Answer with one number only: the number of lines that include the word "devra".

--*--

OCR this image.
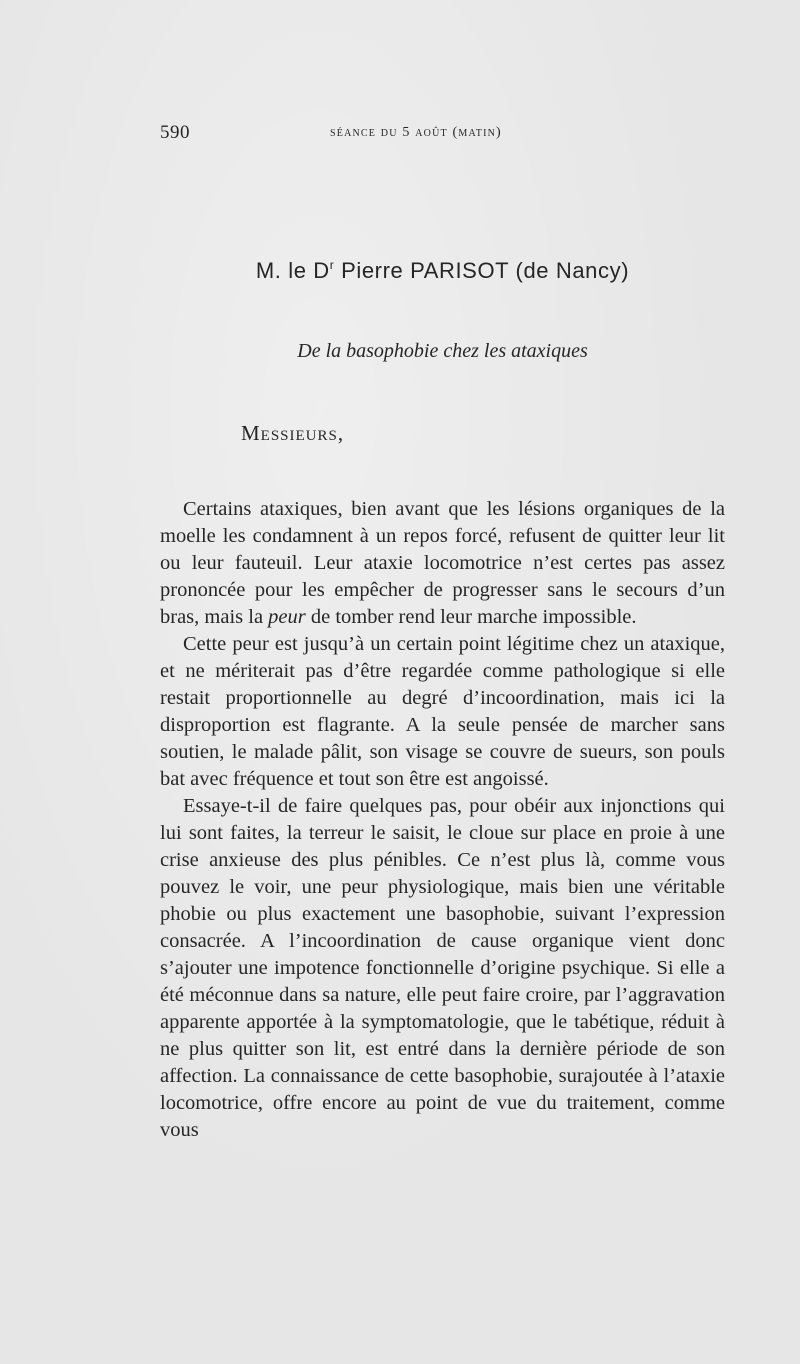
590	séance du 5 août (matin)
M. le $D^r$ Pierre PARISOT (de Nancy)
De la basophobie chez les ataxiques
Messieurs,

Certains ataxiques, bien avant que les lésions organiques de la moelle les condamnent à un repos forcé, refusent de quitter leur lit ou leur fauteuil. Leur ataxie locomotrice n’est certes pas assez prononcée pour les empêcher de progresser sans le secours d’un bras, mais la peur de tomber rend leur marche impossible.

Cette peur est jusqu’à un certain point légitime chez un ataxique, et ne mériterait pas d’être regardée comme pathologique si elle restait proportionnelle au degré d’incoordination, mais ici la disproportion est flagrante. A la seule pensée de marcher sans soutien, le malade pâlit, son visage se couvre de sueurs, son pouls bat avec fréquence et tout son être est angoissé.

Essaye-t-il de faire quelques pas, pour obéir aux injonctions qui lui sont faites, la terreur le saisit, le cloue sur place en proie à une crise anxieuse des plus pénibles. Ce n’est plus là, comme vous pouvez le voir, une peur physiologique, mais bien une véritable phobie ou plus exactement une basophobie, suivant l’expression consacrée. A l’incoordination de cause organique vient donc s’ajouter une impotence fonctionnelle d’origine psychique. Si elle a été méconnue dans sa nature, elle peut faire croire, par l’aggravation apparente apportée à la symptomatologie, que le tabétique, réduit à ne plus quitter son lit, est entré dans la dernière période de son affection. La connaissance de cette basophobie, surajoutée à l’ataxie locomotrice, offre encore au point de vue du traitement, comme vous
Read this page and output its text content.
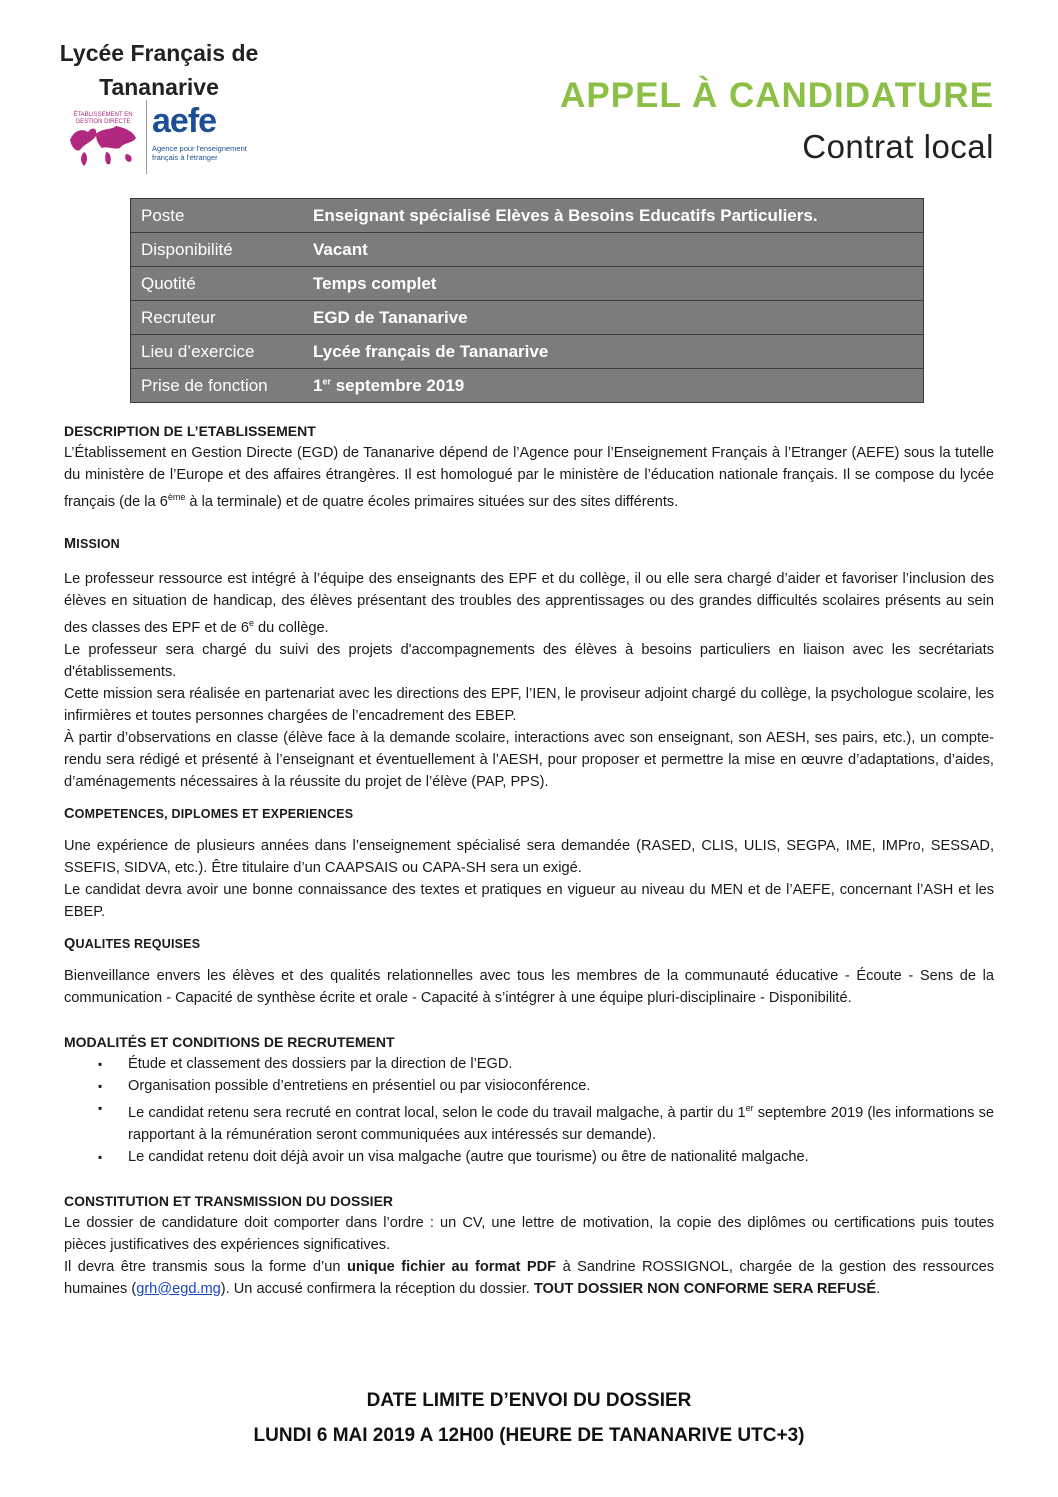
Lycée Français de
Tananarive
ÉTABLISSEMENT EN GESTION DIRECTE aefe
Agence pour l'enseignement français à l'étranger
APPEL À CANDIDATURE
Contrat local
Poste	Enseignant spécialisé Elèves à Besoins Educatifs Particuliers.
Disponibilité	Vacant
Quotité	Temps complet
Recruteur	EGD de Tananarive
Lieu d’exercice	Lycée français de Tananarive
Prise de fonction	1er septembre 2019

DESCRIPTION DE L’ETABLISSEMENT

L’Établissement en Gestion Directe (EGD) de Tananarive dépend de l’Agence pour l’Enseignement Français à l’Etranger (AEFE) sous la tutelle du ministère de l’Europe et des affaires étrangères. Il est homologué par le ministère de l’éducation nationale français. Il se compose du lycée français (de la 6ème à la terminale) et de quatre écoles primaires situées sur des sites différents.

MISSION

Le professeur ressource est intégré à l’équipe des enseignants des EPF et du collège, il ou elle sera chargé d’aider et favoriser l’inclusion des élèves en situation de handicap, des élèves présentant des troubles des apprentissages ou des grandes difficultés scolaires présents au sein des classes des EPF et de 6e du collège.

Le professeur sera chargé du suivi des projets d'accompagnements des élèves à besoins particuliers en liaison avec les secrétariats d'établissements.

Cette mission sera réalisée en partenariat avec les directions des EPF, l’IEN, le proviseur adjoint chargé du collège, la psychologue scolaire, les infirmières et toutes personnes chargées de l’encadrement des EBEP.

À partir d’observations en classe (élève face à la demande scolaire, interactions avec son enseignant, son AESH, ses pairs, etc.), un compte-rendu sera rédigé et présenté à l’enseignant et éventuellement à l’AESH, pour proposer et permettre la mise en œuvre d’adaptations, d’aides, d’aménagements nécessaires à la réussite du projet de l’élève (PAP, PPS).

COMPETENCES, DIPLOMES ET EXPERIENCES

Une expérience de plusieurs années dans l’enseignement spécialisé sera demandée (RASED, CLIS, ULIS, SEGPA, IME, IMPro, SESSAD, SSEFIS, SIDVA, etc.). Être titulaire d’un CAAPSAIS ou CAPA-SH sera un exigé.

Le candidat devra avoir une bonne connaissance des textes et pratiques en vigueur au niveau du MEN et de l’AEFE, concernant l’ASH et les EBEP.

QUALITES REQUISES

Bienveillance envers les élèves et des qualités relationnelles avec tous les membres de la communauté éducative - Écoute - Sens de la communication - Capacité de synthèse écrite et orale - Capacité à s’intégrer à une équipe pluri-disciplinaire - Disponibilité.

MODALITÉS ET CONDITIONS DE RECRUTEMENT

▪ Étude et classement des dossiers par la direction de l’EGD.
▪ Organisation possible d’entretiens en présentiel ou par visioconférence.
▪ Le candidat retenu sera recruté en contrat local, selon le code du travail malgache, à partir du 1er septembre 2019 (les informations se rapportant à la rémunération seront communiquées aux intéressés sur demande).
▪ Le candidat retenu doit déjà avoir un visa malgache (autre que tourisme) ou être de nationalité malgache.

CONSTITUTION ET TRANSMISSION DU DOSSIER

Le dossier de candidature doit comporter dans l’ordre : un CV, une lettre de motivation, la copie des diplômes ou certifications puis toutes pièces justificatives des expériences significatives.

Il devra être transmis sous la forme d’un unique fichier au format PDF à Sandrine ROSSIGNOL, chargée de la gestion des ressources humaines (grh@egd.mg). Un accusé confirmera la réception du dossier. TOUT DOSSIER NON CONFORME SERA REFUSÉ.

DATE LIMITE D’ENVOI DU DOSSIER
LUNDI 6 MAI 2019 A 12H00 (HEURE DE TANANARIVE UTC+3)
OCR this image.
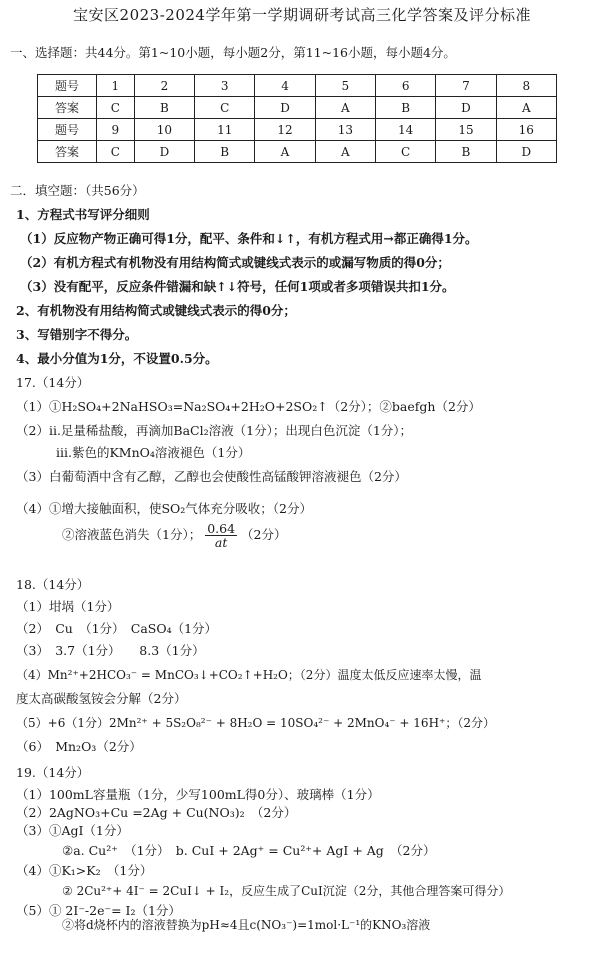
宝安区2023-2024学年第一学期调研考试高三化学答案及评分标准
一、选择题：共44分。第1~10小题，每小题2分，第11~16小题，每小题4分。
题号	1	2	3	4	5	6	7	8
答案	C	B	C	D	A	B	D	A
题号	9	10	11	12	13	14	15	16
答案	C	D	B	A	A	C	B	D
二．填空题：（共56分）
1、方程式书写评分细则
（1）反应物产物正确可得1分，配平、条件和↓↑，有机方程式用→都正确得1分。
（2）有机方程式有机物没有用结构简式或键线式表示的或漏写物质的得0分；
（3）没有配平，反应条件错漏和缺↑↓符号，任何1项或者多项错误共扣1分。
2、有机物没有用结构简式或键线式表示的得0分；
3、写错别字不得分。
4、最小分值为1分，不设置0.5分。
17.（14分）
（1）①H₂SO₄+2NaHSO₃=Na₂SO₄+2H₂O+2SO₂↑（2分）；②baefgh（2分）
（2）ii.足量稀盐酸，再滴加BaCl₂溶液（1分）；出现白色沉淀（1分）；
iii.紫色的KMnO₄溶液褪色（1分）
（3）白葡萄酒中含有乙醇，乙醇也会使酸性高锰酸钾溶液褪色（2分）
（4）①增大接触面积，使SO₂气体充分吸收；（2分）
②溶液蓝色消失（1分）； $\frac{0.64}{at} (2$分）
18.（14分）
（1）坩埚（1分）
（2）　Cu　（1分）　CaSO₄（1分）
（3）　3.7（1分）　　8.3（1分）
（4）Mn²⁺+2HCO₃⁻ = MnCO₃↓+CO₂↑+H₂O；（2分）温度太低反应速率太慢，温
度太高碳酸氢铵会分解（2分）
（5）+6（1分）2Mn²⁺ + 5S₂O₈²⁻ + 8H₂O = 10SO₄²⁻ + 2MnO₄⁻ + 16H⁺；（2分）
（6）　Mn₂O₃（2分）
19.（14分）
（1）100mL容量瓶（1分，少写100mL得0分）、玻璃棒（1分）
（2）2AgNO₃+Cu =2Ag + Cu(NO₃)₂　（2分）
（3）①AgI（1分）
②a. Cu²⁺　（1分）　b. CuI + 2Ag⁺ = Cu²⁺+ AgI + Ag　（2分）
（4）①K₁>K₂　（1分）
② 2Cu²⁺+ 4I⁻ = 2CuI↓ + I₂，反应生成了CuI沉淀（2分，其他合理答案可得分）
（5）① 2I⁻-2e⁻= I₂（1分）
②将d烧杯内的溶液替换为pH≈4且c(NO₃⁻)=1mol·L⁻¹的KNO₃溶液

--*--

OUTPUT :: 2